**Daftar Tugas**
A – Jawablah pertanyaan berikut berdasarkan bacaan tentang sampah Piala Dunia Qatar.
(i) Berapa persen sampah selama Piala Dunia yang ditargetkan menjalani proses daur ulang?
(ii) Apa yang dijanjikan tidak akan dibiarkan terjadi pada sampah di tempat pembuangan akhir?
(iii) Piala Dunia Qatar dijanjikan menjadi yang pertama dengan status apa?
B – Cetak ulang bagian dari bacaan tentang sampah Piala Dunia Qatar, dari "Kementerian Perkotaan Qatar" sampai "pertama bebas karbon.", tanpa mengubah satu kata pun.
C – Teruskan berita tentang program ramah lingkungan Piala Dunia Qatar, mulai setelah kalimat terakhir yang ditampilkan.

**Teks Bacaan**
Liputan6.com, Jakarta - Seperti gelaran event internasional lain belakangan ini, Piala Dunia 2022 di Qatar nanti juga akan menjadi salah satu ajang yang mengedepankan program "ramah lingkungan".
Kementerian Perkotaan Qatar menargetkan 60 persen sampah selama Piala Dunia akan menjalani proses daur ulang ketat. Mulai dari recycling, reuse atau proses lainnya.
Baca Juga
Mereka berjanji tidak akan hanya membiarkan sampah-sampai itu membusuk di tempat pembuangan akhir.
Advertisement
Program ini sejalan dengan janji untuk membuat Piala Dunia Qatar akhir tahun nanti menjadi yang pertama bebas karbon.

**Baris-baris dari sebuah koleksi**
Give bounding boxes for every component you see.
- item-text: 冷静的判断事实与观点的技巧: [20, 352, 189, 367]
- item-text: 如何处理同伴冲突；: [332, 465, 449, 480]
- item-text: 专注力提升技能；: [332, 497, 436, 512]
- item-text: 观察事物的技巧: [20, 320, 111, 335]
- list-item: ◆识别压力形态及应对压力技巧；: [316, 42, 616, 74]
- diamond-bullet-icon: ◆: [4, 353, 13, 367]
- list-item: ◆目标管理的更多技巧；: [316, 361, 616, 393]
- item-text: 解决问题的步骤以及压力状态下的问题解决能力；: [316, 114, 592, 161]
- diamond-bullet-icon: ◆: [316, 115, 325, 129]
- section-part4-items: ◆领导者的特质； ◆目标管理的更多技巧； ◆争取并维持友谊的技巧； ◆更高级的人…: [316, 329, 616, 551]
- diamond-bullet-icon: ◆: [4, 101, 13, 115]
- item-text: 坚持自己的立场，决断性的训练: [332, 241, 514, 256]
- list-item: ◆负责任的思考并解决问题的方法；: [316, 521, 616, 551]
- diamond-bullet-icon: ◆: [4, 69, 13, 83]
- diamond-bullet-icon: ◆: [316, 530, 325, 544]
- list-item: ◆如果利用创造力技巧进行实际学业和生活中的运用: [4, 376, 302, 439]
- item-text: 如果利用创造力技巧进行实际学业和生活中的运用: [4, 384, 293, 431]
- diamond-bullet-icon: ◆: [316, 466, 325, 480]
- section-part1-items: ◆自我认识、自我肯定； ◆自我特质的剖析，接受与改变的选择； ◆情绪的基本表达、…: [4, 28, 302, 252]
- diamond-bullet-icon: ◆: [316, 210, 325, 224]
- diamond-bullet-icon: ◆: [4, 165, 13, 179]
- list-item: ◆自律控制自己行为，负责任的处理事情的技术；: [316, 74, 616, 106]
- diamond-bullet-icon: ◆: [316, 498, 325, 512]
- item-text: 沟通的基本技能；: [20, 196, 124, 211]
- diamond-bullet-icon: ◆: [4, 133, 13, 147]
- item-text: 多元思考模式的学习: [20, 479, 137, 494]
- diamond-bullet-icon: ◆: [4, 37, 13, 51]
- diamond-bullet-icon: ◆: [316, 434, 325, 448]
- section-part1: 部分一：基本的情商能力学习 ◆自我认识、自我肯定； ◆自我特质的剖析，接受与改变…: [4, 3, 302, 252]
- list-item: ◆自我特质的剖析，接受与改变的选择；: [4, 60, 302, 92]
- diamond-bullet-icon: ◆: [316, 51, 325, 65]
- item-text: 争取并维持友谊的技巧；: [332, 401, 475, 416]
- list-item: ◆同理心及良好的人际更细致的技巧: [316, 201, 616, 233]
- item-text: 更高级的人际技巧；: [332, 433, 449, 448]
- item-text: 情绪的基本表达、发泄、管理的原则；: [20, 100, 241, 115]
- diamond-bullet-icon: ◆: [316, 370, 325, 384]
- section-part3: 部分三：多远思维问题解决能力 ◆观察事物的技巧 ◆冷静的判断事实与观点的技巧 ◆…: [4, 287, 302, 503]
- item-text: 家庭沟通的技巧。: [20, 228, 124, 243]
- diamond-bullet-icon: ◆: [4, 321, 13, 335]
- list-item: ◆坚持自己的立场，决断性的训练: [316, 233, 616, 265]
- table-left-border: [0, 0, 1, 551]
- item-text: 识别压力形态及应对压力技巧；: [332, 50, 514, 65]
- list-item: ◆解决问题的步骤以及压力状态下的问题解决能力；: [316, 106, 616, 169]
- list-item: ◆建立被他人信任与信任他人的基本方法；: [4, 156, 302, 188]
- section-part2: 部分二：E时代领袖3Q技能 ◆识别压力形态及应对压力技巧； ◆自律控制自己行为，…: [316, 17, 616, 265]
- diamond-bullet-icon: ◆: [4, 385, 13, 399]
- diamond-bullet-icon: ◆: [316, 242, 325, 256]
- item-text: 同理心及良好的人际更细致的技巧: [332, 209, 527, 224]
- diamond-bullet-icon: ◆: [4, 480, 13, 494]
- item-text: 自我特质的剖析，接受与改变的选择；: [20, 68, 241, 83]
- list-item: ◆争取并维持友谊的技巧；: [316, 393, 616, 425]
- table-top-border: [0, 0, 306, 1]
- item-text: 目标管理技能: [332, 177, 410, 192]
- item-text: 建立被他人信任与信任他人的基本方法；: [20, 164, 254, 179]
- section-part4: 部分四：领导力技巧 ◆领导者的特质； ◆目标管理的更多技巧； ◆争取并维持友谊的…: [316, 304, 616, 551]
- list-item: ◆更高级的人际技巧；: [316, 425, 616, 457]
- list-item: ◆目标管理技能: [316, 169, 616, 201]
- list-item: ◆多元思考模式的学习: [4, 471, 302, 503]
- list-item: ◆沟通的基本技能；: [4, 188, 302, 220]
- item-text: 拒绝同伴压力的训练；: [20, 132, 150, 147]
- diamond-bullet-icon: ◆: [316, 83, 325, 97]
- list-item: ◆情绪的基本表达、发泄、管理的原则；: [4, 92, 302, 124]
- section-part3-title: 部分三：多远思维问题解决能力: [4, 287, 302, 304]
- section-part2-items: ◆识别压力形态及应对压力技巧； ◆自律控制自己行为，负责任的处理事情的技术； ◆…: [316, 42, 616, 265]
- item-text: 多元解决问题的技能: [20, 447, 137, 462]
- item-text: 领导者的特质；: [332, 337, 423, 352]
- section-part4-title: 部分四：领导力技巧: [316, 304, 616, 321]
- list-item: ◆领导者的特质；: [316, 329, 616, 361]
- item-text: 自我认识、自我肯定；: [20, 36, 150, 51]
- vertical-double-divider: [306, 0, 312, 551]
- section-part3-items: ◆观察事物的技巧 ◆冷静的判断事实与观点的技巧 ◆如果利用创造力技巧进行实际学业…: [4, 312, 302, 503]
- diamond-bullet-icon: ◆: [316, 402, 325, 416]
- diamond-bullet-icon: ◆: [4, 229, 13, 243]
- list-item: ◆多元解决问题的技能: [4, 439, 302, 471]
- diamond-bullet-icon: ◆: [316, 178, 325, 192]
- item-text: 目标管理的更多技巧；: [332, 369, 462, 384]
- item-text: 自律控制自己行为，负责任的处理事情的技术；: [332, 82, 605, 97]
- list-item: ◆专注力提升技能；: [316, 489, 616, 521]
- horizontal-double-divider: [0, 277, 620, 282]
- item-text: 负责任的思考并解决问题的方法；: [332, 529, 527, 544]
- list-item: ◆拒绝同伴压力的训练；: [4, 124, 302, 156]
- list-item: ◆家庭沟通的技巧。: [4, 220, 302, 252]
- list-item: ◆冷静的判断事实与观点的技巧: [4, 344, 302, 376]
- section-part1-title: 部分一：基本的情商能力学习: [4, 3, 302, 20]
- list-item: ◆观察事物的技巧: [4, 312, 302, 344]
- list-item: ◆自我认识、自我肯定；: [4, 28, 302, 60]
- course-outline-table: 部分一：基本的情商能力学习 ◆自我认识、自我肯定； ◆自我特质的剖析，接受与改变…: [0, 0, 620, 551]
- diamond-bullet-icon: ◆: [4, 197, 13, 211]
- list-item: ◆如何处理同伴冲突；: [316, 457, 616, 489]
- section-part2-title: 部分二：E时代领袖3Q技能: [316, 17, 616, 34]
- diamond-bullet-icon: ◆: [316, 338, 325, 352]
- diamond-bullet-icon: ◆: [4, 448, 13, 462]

**Daftar Jawaban**
A –
(i) 60 persen.
(ii) Sampah tidak akan hanya dibiarkan membusuk di tempat pembuangan akhir.
(iii) Bebas karbon.

B –
Kementerian Perkotaan Qatar menargetkan 60 persen sampah selama Piala Dunia akan menjalani proses daur ulang ketat. Mulai dari recycling, reuse atau proses lainnya.
Baca Juga
Mereka berjanji tidak akan hanya membiarkan sampah-sampai itu membusuk di tempat pembuangan akhir.
Advertisement
Program ini sejalan dengan janji untuk membuat Piala Dunia Qatar akhir tahun nanti menjadi yang pertama bebas karbon.

C –
"Kami menargetkan 60 persen sampah akan dipilah, ini adalah tanggung jawab besar sebagai tuan rumah event olahraga besar," ujar Direktur Manajemen Sampah dan Daur Ulang Kementerian Perkotaan, Hamad Al Bahr.
Pemilahan sampah adalah upaya krusial demi meningkatkan jumlah sampah yang akan menjalani daur ulang. Tak hanya pemerintah yang bertanggung jawab, tetapi semua individu termasuk rumah hingga bisnis besar.
Dalam wawancara dengan Qatar TV, Al Bahr mengatakan kalau pemilahan 60 persen sampah adalah angka yang lebih besar dibandingkan Piala Dunia sebelumnya di Rusia.
"Target ini sulit. Karena itu kami membentuk tim demi mencapainya. Target lain kami adalah mengubah 40 persen sampah lainnya menjadi energi," lanjutnya.
Pemerintah Qatar pun sudah mengajukan beberapa proposal tender dan kerjasama dengan pihak swasta. Mulai dari peti kemas untuk membawa sampah, tenaga pembersih, hingga stasiun pembuangan sampah mobile selama Piala Dunia 2022 nanti.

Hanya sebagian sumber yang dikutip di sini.